-- BEGIN --

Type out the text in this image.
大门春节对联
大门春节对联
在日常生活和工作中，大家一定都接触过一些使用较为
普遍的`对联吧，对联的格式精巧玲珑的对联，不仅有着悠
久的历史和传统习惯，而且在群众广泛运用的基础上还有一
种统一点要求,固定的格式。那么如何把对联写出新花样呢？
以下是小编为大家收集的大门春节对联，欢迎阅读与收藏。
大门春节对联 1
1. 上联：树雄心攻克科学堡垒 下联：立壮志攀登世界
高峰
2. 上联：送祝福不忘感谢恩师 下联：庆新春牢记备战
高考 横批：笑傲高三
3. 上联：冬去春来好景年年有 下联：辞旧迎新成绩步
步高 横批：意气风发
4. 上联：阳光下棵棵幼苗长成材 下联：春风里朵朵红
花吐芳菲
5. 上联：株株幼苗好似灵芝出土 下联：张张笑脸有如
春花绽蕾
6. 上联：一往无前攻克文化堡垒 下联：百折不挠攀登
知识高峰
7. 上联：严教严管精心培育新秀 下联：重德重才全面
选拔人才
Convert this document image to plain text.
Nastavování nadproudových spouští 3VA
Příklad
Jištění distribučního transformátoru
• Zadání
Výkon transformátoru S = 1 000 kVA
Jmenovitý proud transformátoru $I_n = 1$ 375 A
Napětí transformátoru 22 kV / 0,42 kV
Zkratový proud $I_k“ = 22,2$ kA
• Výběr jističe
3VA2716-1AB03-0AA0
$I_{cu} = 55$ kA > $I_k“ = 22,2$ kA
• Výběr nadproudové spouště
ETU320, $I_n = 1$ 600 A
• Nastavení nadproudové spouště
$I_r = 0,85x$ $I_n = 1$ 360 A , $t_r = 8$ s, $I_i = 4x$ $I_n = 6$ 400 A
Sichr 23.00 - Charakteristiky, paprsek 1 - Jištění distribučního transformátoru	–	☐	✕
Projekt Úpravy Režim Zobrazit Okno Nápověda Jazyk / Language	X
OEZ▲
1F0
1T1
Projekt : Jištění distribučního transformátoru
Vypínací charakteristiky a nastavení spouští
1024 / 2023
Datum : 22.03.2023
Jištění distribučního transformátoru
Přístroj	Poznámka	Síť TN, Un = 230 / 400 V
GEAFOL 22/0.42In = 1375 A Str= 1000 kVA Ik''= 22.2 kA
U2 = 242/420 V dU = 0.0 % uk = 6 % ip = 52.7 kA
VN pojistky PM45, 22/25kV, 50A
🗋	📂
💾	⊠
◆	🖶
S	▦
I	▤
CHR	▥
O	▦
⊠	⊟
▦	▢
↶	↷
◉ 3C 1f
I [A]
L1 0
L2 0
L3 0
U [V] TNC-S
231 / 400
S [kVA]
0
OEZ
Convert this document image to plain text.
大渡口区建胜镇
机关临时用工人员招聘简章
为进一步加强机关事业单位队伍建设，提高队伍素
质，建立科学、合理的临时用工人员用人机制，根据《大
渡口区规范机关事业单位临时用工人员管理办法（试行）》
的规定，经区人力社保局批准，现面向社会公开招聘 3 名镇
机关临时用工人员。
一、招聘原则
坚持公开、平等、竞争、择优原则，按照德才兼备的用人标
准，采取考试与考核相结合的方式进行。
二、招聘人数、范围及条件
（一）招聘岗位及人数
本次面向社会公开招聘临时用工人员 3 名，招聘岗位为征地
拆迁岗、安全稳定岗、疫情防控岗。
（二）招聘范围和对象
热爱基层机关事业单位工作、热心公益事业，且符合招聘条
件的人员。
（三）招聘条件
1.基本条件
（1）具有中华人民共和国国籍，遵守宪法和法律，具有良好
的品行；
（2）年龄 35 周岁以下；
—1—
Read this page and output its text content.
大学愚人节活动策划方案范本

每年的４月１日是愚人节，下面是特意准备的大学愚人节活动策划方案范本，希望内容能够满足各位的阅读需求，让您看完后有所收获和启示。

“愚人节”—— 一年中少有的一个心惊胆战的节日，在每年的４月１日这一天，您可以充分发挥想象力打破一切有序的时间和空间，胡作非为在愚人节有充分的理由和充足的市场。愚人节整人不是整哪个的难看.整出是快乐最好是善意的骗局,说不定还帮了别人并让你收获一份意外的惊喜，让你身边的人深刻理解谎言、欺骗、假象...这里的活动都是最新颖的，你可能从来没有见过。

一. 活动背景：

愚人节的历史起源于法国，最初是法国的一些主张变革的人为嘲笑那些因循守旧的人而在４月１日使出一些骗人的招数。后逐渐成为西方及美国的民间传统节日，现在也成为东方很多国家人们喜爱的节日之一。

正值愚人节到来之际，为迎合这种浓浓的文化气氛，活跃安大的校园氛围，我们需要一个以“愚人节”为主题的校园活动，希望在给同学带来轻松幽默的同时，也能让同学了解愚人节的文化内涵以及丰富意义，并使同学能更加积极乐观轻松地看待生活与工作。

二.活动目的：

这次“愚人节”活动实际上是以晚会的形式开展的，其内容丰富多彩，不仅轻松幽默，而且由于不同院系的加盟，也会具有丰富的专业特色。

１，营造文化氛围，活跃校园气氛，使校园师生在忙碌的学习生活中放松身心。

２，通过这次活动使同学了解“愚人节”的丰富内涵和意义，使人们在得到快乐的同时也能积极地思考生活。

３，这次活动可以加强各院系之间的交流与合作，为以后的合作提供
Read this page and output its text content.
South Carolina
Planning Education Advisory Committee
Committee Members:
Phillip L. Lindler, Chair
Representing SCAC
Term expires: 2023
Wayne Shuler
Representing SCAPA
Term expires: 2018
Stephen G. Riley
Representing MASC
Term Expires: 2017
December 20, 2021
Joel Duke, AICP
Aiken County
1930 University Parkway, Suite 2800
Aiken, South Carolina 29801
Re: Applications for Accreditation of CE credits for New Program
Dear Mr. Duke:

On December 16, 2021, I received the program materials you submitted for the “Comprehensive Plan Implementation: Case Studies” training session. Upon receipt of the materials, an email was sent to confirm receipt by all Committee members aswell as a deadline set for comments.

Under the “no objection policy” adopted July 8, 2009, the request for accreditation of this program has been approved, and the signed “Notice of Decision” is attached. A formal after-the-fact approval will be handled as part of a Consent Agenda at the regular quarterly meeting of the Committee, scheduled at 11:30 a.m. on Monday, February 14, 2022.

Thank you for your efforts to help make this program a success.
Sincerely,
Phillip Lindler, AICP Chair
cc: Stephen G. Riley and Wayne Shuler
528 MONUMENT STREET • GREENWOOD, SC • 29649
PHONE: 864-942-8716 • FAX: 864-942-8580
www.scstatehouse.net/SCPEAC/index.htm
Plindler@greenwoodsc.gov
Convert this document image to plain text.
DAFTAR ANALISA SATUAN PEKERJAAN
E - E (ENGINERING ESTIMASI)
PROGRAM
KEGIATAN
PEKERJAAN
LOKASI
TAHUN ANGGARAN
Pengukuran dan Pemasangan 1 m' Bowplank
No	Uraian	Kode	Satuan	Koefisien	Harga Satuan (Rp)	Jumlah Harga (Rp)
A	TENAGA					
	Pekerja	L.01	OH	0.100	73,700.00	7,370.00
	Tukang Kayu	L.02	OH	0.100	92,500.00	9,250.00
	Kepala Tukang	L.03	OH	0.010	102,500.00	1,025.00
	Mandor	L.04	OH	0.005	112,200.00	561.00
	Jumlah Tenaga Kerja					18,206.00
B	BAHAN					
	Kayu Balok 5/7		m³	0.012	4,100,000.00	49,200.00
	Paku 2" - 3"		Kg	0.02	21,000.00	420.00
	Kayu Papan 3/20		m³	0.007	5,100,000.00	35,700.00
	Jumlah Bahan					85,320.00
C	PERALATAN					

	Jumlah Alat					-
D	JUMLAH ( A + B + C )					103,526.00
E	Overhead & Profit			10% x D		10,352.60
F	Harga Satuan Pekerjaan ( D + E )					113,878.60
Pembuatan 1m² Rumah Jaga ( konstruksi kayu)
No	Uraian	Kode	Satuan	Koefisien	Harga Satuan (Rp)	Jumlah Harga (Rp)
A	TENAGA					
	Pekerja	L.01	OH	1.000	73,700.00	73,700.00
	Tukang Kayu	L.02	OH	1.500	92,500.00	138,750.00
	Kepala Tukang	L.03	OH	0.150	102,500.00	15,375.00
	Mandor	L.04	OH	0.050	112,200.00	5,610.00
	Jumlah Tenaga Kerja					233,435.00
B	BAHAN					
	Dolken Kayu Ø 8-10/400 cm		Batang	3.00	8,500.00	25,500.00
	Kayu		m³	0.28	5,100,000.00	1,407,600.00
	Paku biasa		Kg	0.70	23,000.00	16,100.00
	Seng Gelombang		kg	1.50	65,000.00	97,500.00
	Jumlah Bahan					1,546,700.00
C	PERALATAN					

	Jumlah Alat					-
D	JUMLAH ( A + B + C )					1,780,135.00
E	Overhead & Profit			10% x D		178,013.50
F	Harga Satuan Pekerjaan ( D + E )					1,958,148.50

-- END --

§ **Instructions to follow**
Show each line in the entries that holds the string "Mandor".

§ **Answer to this exercise**
	Mandor	L.04	OH	0.005	112,200.00	561.00
	Mandor	L.04	OH	0.050	112,200.00	5,610.00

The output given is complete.